--- Begin Dataset content ---

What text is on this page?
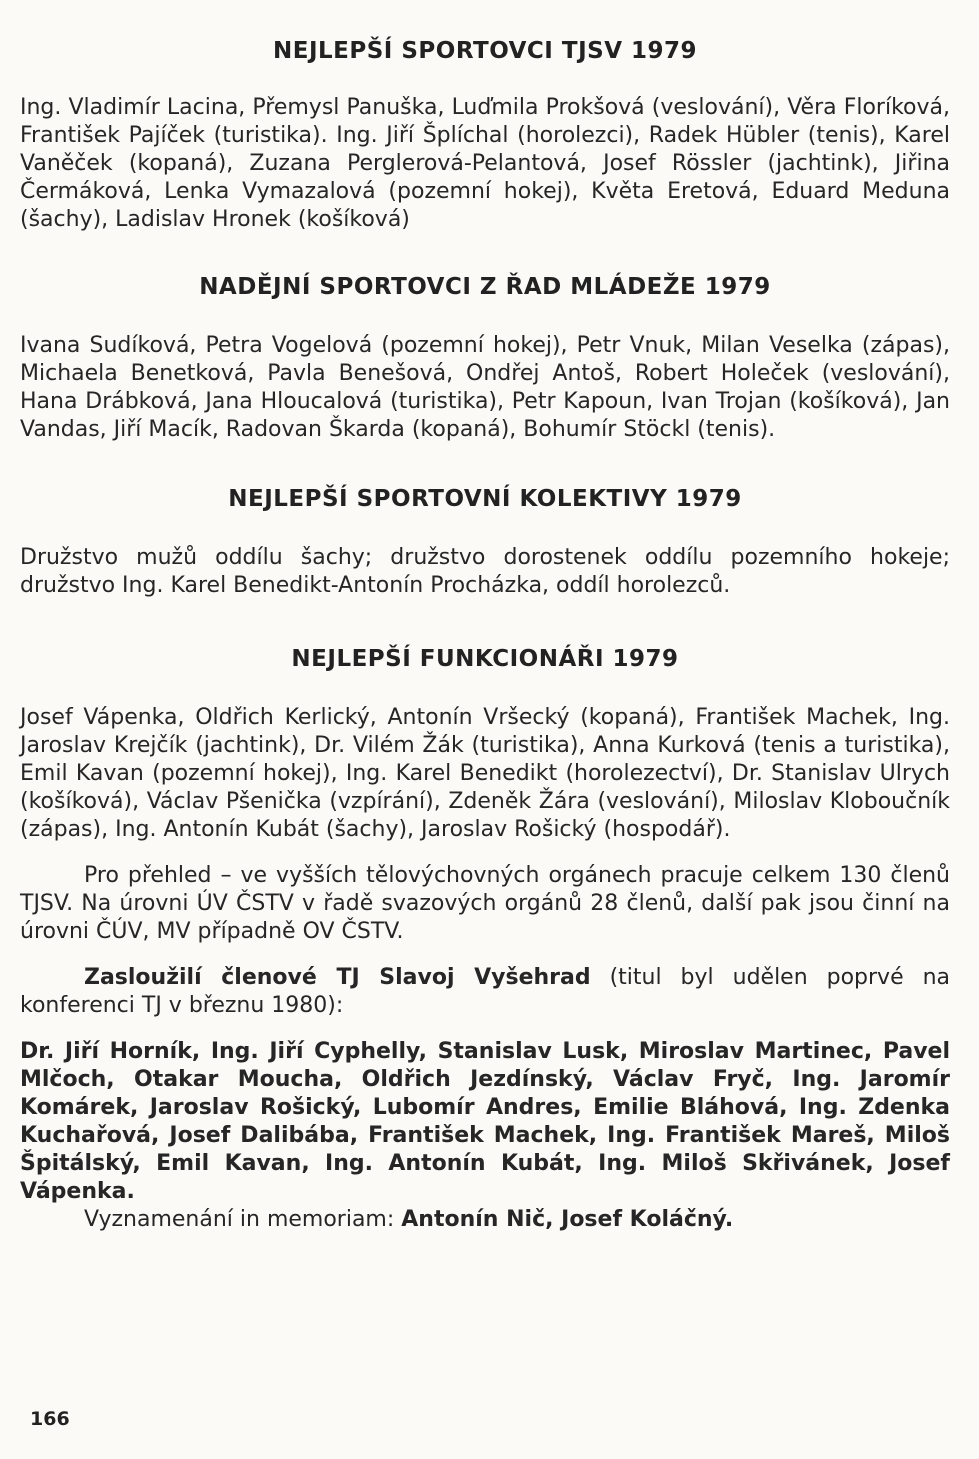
NEJLEPŠÍ SPORTOVCI TJSV 1979

Ing. Vladimír Lacina, Přemysl Panuška, Luďmila Prokšová (veslování), Věra Floríková, František Pajíček (turistika). Ing. Jiří Šplíchal (horolezci), Radek Hübler (tenis), Karel Vaněček (kopaná), Zuzana Perglerová-Pelantová, Josef Rössler (jachtink), Jiřina Čermáková, Lenka Vymazalová (pozemní hokej), Květa Eretová, Eduard Meduna (šachy), Ladislav Hronek (košíková)

NADĚJNÍ SPORTOVCI Z ŘAD MLÁDEŽE 1979

Ivana Sudíková, Petra Vogelová (pozemní hokej), Petr Vnuk, Milan Veselka (zápas), Michaela Benetková, Pavla Benešová, Ondřej Antoš, Robert Holeček (veslování), Hana Drábková, Jana Hloucalová (turistika), Petr Kapoun, Ivan Trojan (košíková), Jan Vandas, Jiří Macík, Radovan Škarda (kopaná), Bohumír Stöckl (tenis).

NEJLEPŠÍ SPORTOVNÍ KOLEKTIVY 1979

Družstvo mužů oddílu šachy; družstvo dorostenek oddílu pozemního hokeje; družstvo Ing. Karel Benedikt-Antonín Procházka, oddíl horolezců.

NEJLEPŠÍ FUNKCIONÁŘI 1979

Josef Vápenka, Oldřich Kerlický, Antonín Vršecký (kopaná), František Machek, Ing. Jaroslav Krejčík (jachtink), Dr. Vilém Žák (turistika), Anna Kurková (tenis a turistika), Emil Kavan (pozemní hokej), Ing. Karel Benedikt (horolezectví), Dr. Stanislav Ulrych (košíková), Václav Pšenička (vzpírání), Zdeněk Žára (veslování), Miloslav Kloboučník (zápas), Ing. Antonín Kubát (šachy), Jaroslav Rošický (hospodář).

Pro přehled – ve vyšších tělovýchovných orgánech pracuje celkem 130 členů TJSV. Na úrovni ÚV ČSTV v řadě svazových orgánů 28 členů, další pak jsou činní na úrovni ČÚV, MV případně OV ČSTV.

Zasloužilí členové TJ Slavoj Vyšehrad (titul byl udělen poprvé na konferenci TJ v březnu 1980):

Dr. Jiří Horník, Ing. Jiří Cyphelly, Stanislav Lusk, Miroslav Martinec, Pavel Mlčoch, Otakar Moucha, Oldřich Jezdínský, Václav Fryč, Ing. Jaromír Komárek, Jaroslav Rošický, Lubomír Andres, Emilie Bláhová, Ing. Zdenka Kuchařová, Josef Dalibába, František Machek, Ing. František Mareš, Miloš Špitálský, Emil Kavan, Ing. Antonín Kubát, Ing. Miloš Skřivánek, Josef Vápenka.

Vyznamenání in memoriam: Antonín Nič, Josef Koláčný.

166
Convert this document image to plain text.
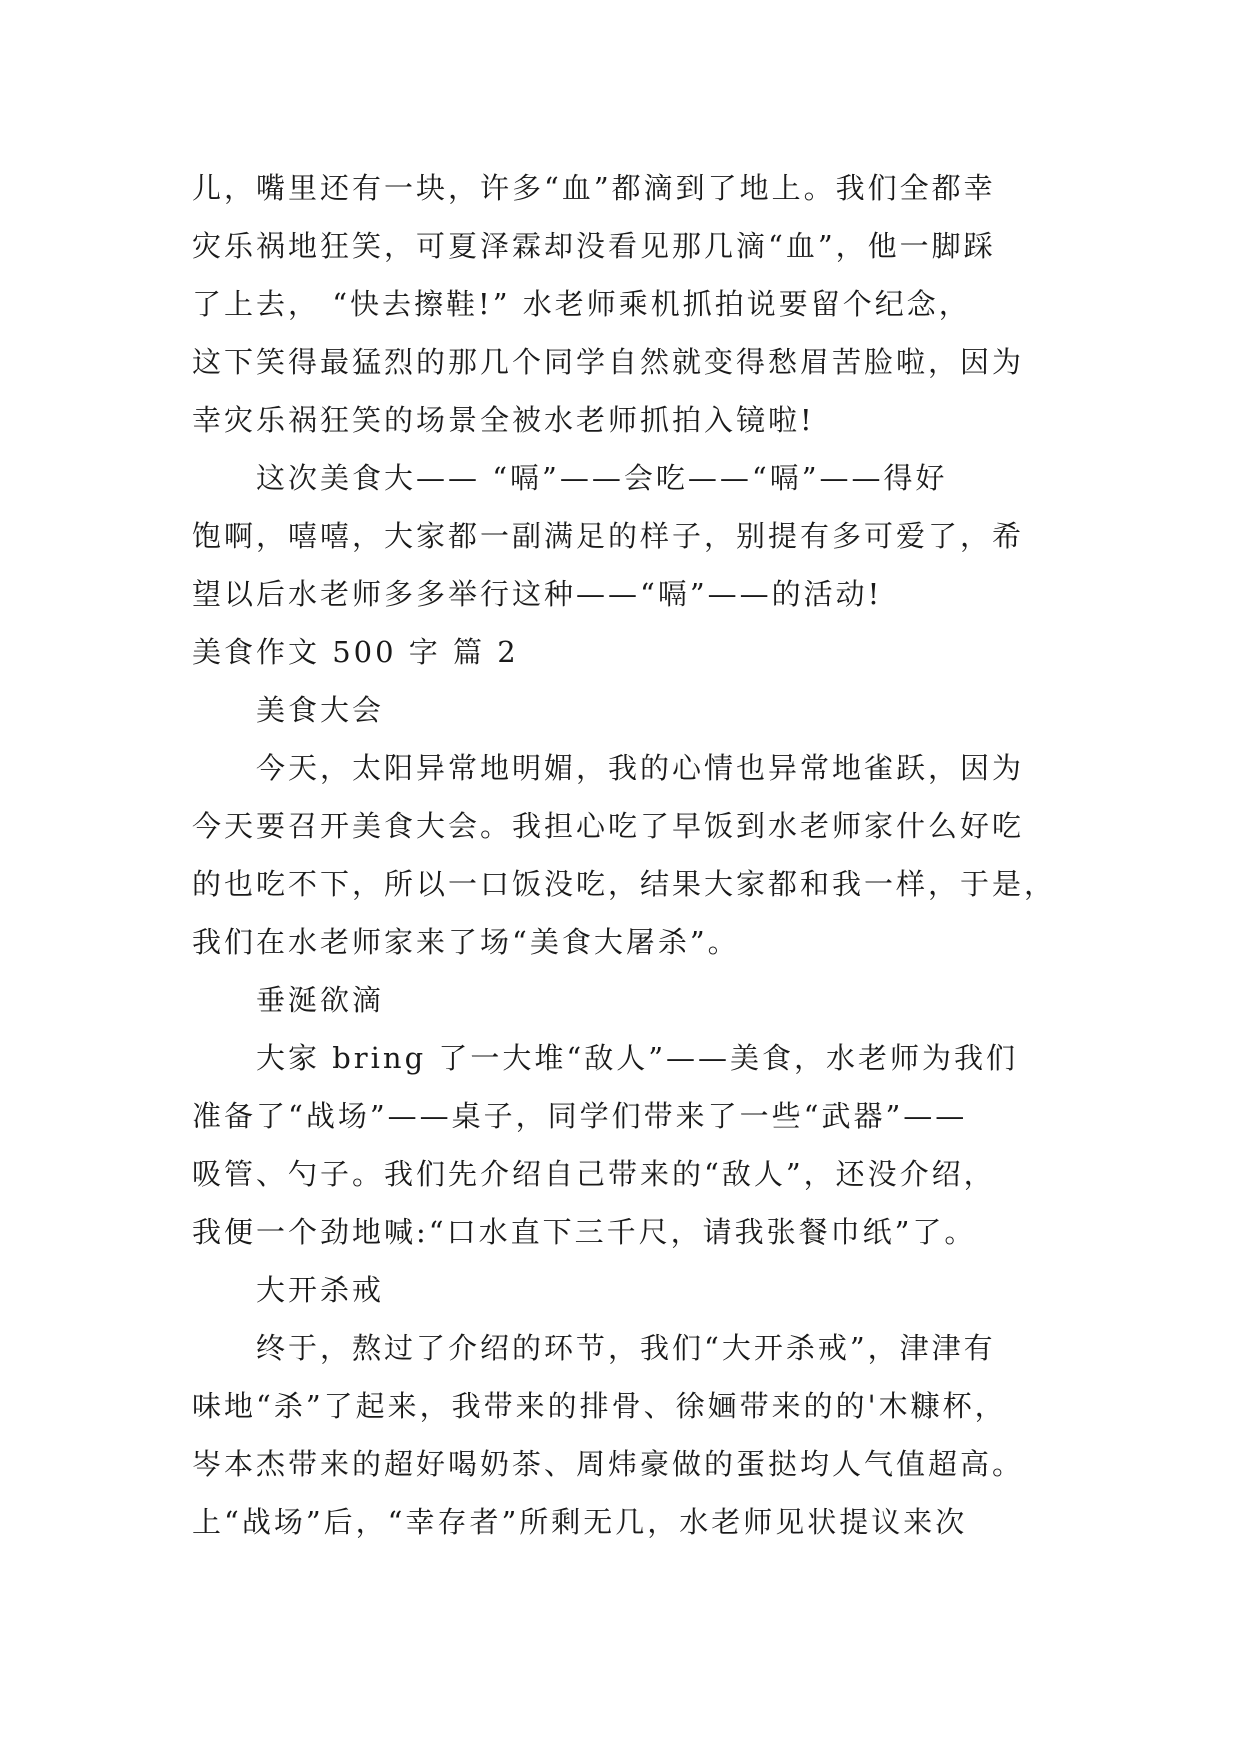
儿，嘴里还有一块，许多“血”都滴到了地上。我们全都幸
灾乐祸地狂笑，可夏泽霖却没看见那几滴“血”，他一脚踩
了上去， “快去擦鞋!” 水老师乘机抓拍说要留个纪念，
这下笑得最猛烈的那几个同学自然就变得愁眉苦脸啦，因为
幸灾乐祸狂笑的场景全被水老师抓拍入镜啦!
这次美食大—— “嗝”——会吃——“嗝”——得好
饱啊，嘻嘻，大家都一副满足的样子，别提有多可爱了，希
望以后水老师多多举行这种——“嗝”——的活动!
美食作文 500 字 篇 2
美食大会
今天，太阳异常地明媚，我的心情也异常地雀跃，因为
今天要召开美食大会。我担心吃了早饭到水老师家什么好吃
的也吃不下，所以一口饭没吃，结果大家都和我一样，于是，
我们在水老师家来了场“美食大屠杀”。
垂涎欲滴
大家 bring 了一大堆“敌人”——美食，水老师为我们
准备了“战场”——桌子，同学们带来了一些“武器”——
吸管、勺子。我们先介绍自己带来的“敌人”，还没介绍，
我便一个劲地喊:“口水直下三千尺，请我张餐巾纸”了。
大开杀戒
终于，熬过了介绍的环节，我们“大开杀戒”，津津有
味地“杀”了起来，我带来的排骨、徐婳带来的的'木糠杯，
岑本杰带来的超好喝奶茶、周炜豪做的蛋挞均人气值超高。
上“战场”后，“幸存者”所剩无几，水老师见状提议来次
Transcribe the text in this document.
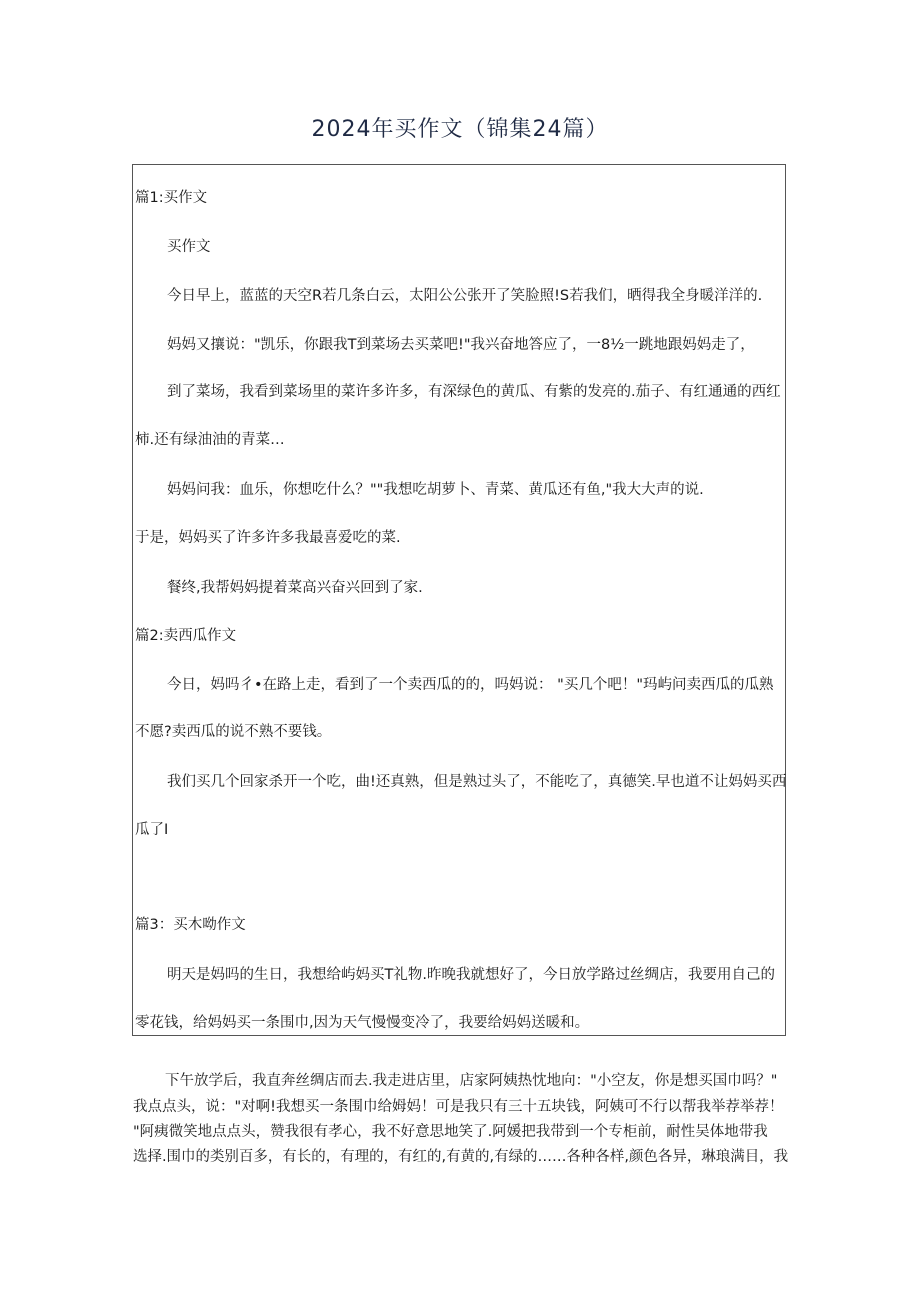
2024年买作文（锦集24篇）
篇1:买作文
买作文
今日早上，蓝蓝的天空R若几条白云，太阳公公张开了笑脸照!S若我们，晒得我全身暖洋洋的.
妈妈又攘说："凯乐，你跟我T到菜场去买菜吧!"我兴奋地答应了，一8½一跳地跟妈妈走了，
到了菜场，我看到菜场里的菜许多许多，有深绿色的黄瓜、有紫的发亮的.茄子、有红通通的西红
柿.还有绿油油的青菜…
妈妈问我：血乐，你想吃什么？""我想吃胡萝卜、青菜、黄瓜还有鱼,"我大大声的说.
于是，妈妈买了许多许多我最喜爱吃的菜.
餐终,我帮妈妈提着菜高兴奋兴回到了家.
篇2:卖西瓜作文
今日，妈吗彳•在路上走，看到了一个卖西瓜的的，吗妈说： "买几个吧！"玛屿问卖西瓜的瓜熟
不愿?卖西瓜的说不熟不要钱。
我们买几个回家杀开一个吃，曲!还真熟，但是熟过头了，不能吃了，真德笑.早也道不让妈妈买西
瓜了I
篇3：买木呦作文
明天是妈吗的生日，我想给屿妈买T礼物.昨晚我就想好了，今日放学路过丝绸店，我要用自己的
零花钱，给妈妈买一条围巾,因为天气慢慢变冷了，我要给妈妈送暖和。
下午放学后，我直奔丝绸店而去.我走进店里，店家阿姨热忱地向："小空友，你是想买国巾吗？"
我点点头，说："对啊!我想买一条围巾给姆妈！可是我只有三十五块钱，阿姨可不行以帮我举荐举荐！
"阿痍微笑地点点头，赞我很有孝心，我不好意思地笑了.阿媛把我带到一个专柜前，耐性吴体地带我
选择.围巾的类别百多，有长的，有理的，有红的,有黄的,有绿的……各种各样,颜色各异，琳琅满目，我
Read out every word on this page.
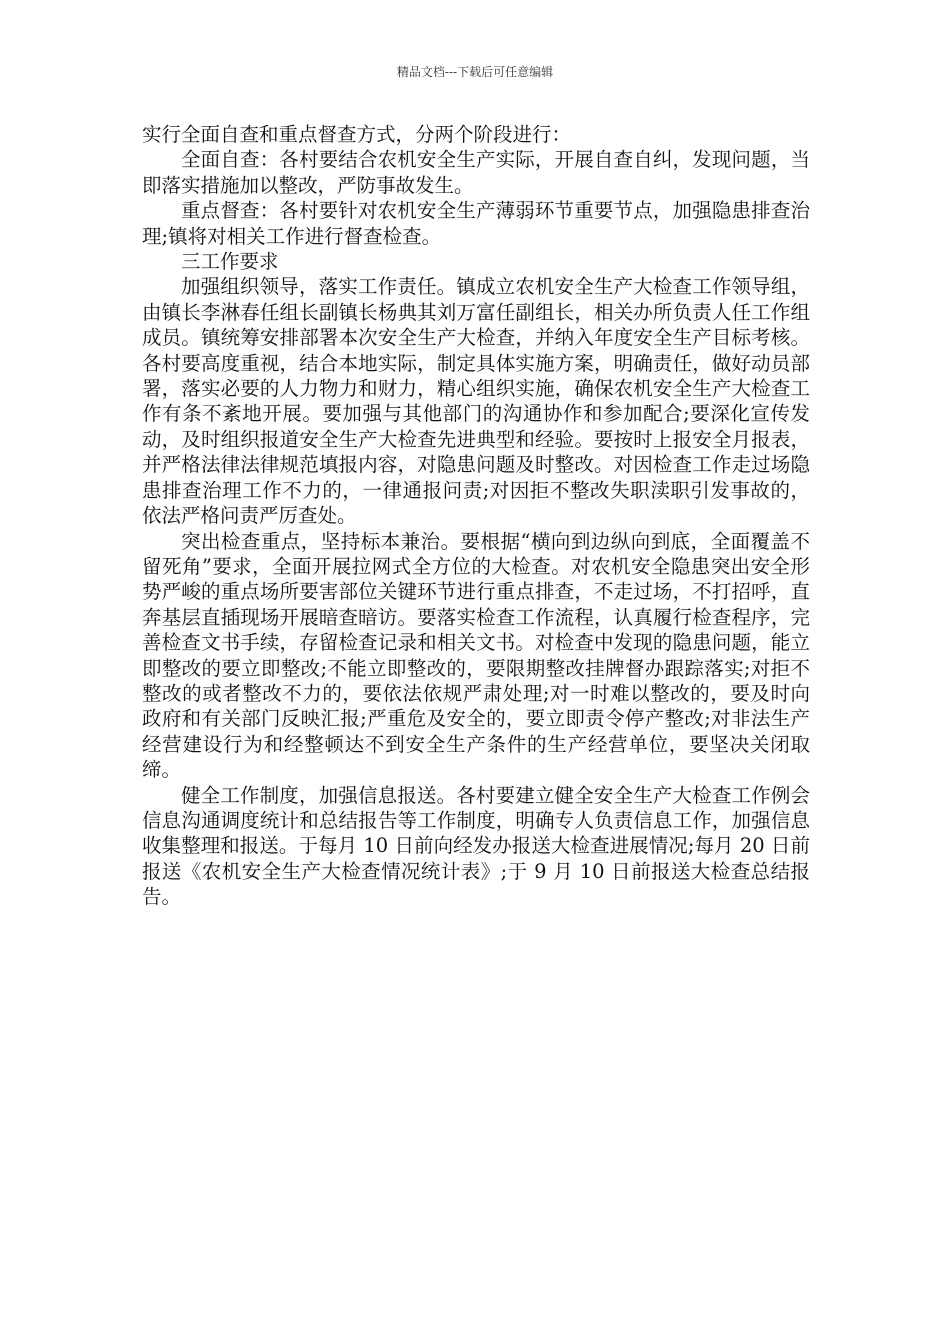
精品文档---下载后可任意编辑

实行全面自查和重点督查方式，分两个阶段进行：

全面自查：各村要结合农机安全生产实际，开展自查自纠，发现问题，当即落实措施加以整改，严防事故发生。

重点督查：各村要针对农机安全生产薄弱环节重要节点，加强隐患排查治理;镇将对相关工作进行督查检查。

三工作要求

加强组织领导，落实工作责任。镇成立农机安全生产大检查工作领导组，由镇长李淋春任组长副镇长杨典其刘万富任副组长，相关办所负责人任工作组成员。镇统筹安排部署本次安全生产大检查，并纳入年度安全生产目标考核。各村要高度重视，结合本地实际，制定具体实施方案，明确责任，做好动员部署，落实必要的人力物力和财力，精心组织实施，确保农机安全生产大检查工作有条不紊地开展。要加强与其他部门的沟通协作和参加配合;要深化宣传发动，及时组织报道安全生产大检查先进典型和经验。要按时上报安全月报表，并严格法律法律规范填报内容，对隐患问题及时整改。对因检查工作走过场隐患排查治理工作不力的，一律通报问责;对因拒不整改失职渎职引发事故的，依法严格问责严厉查处。

突出检查重点，坚持标本兼治。要根据“横向到边纵向到底，全面覆盖不留死角”要求，全面开展拉网式全方位的大检查。对农机安全隐患突出安全形势严峻的重点场所要害部位关键环节进行重点排查，不走过场，不打招呼，直奔基层直插现场开展暗查暗访。要落实检查工作流程，认真履行检查程序，完善检查文书手续，存留检查记录和相关文书。对检查中发现的隐患问题，能立即整改的要立即整改;不能立即整改的，要限期整改挂牌督办跟踪落实;对拒不整改的或者整改不力的，要依法依规严肃处理;对一时难以整改的，要及时向政府和有关部门反映汇报;严重危及安全的，要立即责令停产整改;对非法生产经营建设行为和经整顿达不到安全生产条件的生产经营单位，要坚决关闭取缔。

健全工作制度，加强信息报送。各村要建立健全安全生产大检查工作例会信息沟通调度统计和总结报告等工作制度，明确专人负责信息工作，加强信息收集整理和报送。于每月 10 日前向经发办报送大检查进展情况;每月 20 日前报送《农机安全生产大检查情况统计表》;于 9 月 10 日前报送大检查总结报告。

--- End Dataset content ---

▶ _Instruction_: Everything from the line containing "Read out every word on this page." to the last line of the listing above must be reproduced exactly, with no pictures included.

▶ _Task output_:
Read out every word on this page.
精品文档---下载后可任意编辑

实行全面自查和重点督查方式，分两个阶段进行：

全面自查：各村要结合农机安全生产实际，开展自查自纠，发现问题，当即落实措施加以整改，严防事故发生。

重点督查：各村要针对农机安全生产薄弱环节重要节点，加强隐患排查治理;镇将对相关工作进行督查检查。

三工作要求

加强组织领导，落实工作责任。镇成立农机安全生产大检查工作领导组，由镇长李淋春任组长副镇长杨典其刘万富任副组长，相关办所负责人任工作组成员。镇统筹安排部署本次安全生产大检查，并纳入年度安全生产目标考核。各村要高度重视，结合本地实际，制定具体实施方案，明确责任，做好动员部署，落实必要的人力物力和财力，精心组织实施，确保农机安全生产大检查工作有条不紊地开展。要加强与其他部门的沟通协作和参加配合;要深化宣传发动，及时组织报道安全生产大检查先进典型和经验。要按时上报安全月报表，并严格法律法律规范填报内容，对隐患问题及时整改。对因检查工作走过场隐患排查治理工作不力的，一律通报问责;对因拒不整改失职渎职引发事故的，依法严格问责严厉查处。

突出检查重点，坚持标本兼治。要根据“横向到边纵向到底，全面覆盖不留死角”要求，全面开展拉网式全方位的大检查。对农机安全隐患突出安全形势严峻的重点场所要害部位关键环节进行重点排查，不走过场，不打招呼，直奔基层直插现场开展暗查暗访。要落实检查工作流程，认真履行检查程序，完善检查文书手续，存留检查记录和相关文书。对检查中发现的隐患问题，能立即整改的要立即整改;不能立即整改的，要限期整改挂牌督办跟踪落实;对拒不整改的或者整改不力的，要依法依规严肃处理;对一时难以整改的，要及时向政府和有关部门反映汇报;严重危及安全的，要立即责令停产整改;对非法生产经营建设行为和经整顿达不到安全生产条件的生产经营单位，要坚决关闭取缔。

健全工作制度，加强信息报送。各村要建立健全安全生产大检查工作例会信息沟通调度统计和总结报告等工作制度，明确专人负责信息工作，加强信息收集整理和报送。于每月 10 日前向经发办报送大检查进展情况;每月 20 日前报送《农机安全生产大检查情况统计表》;于 9 月 10 日前报送大检查总结报告。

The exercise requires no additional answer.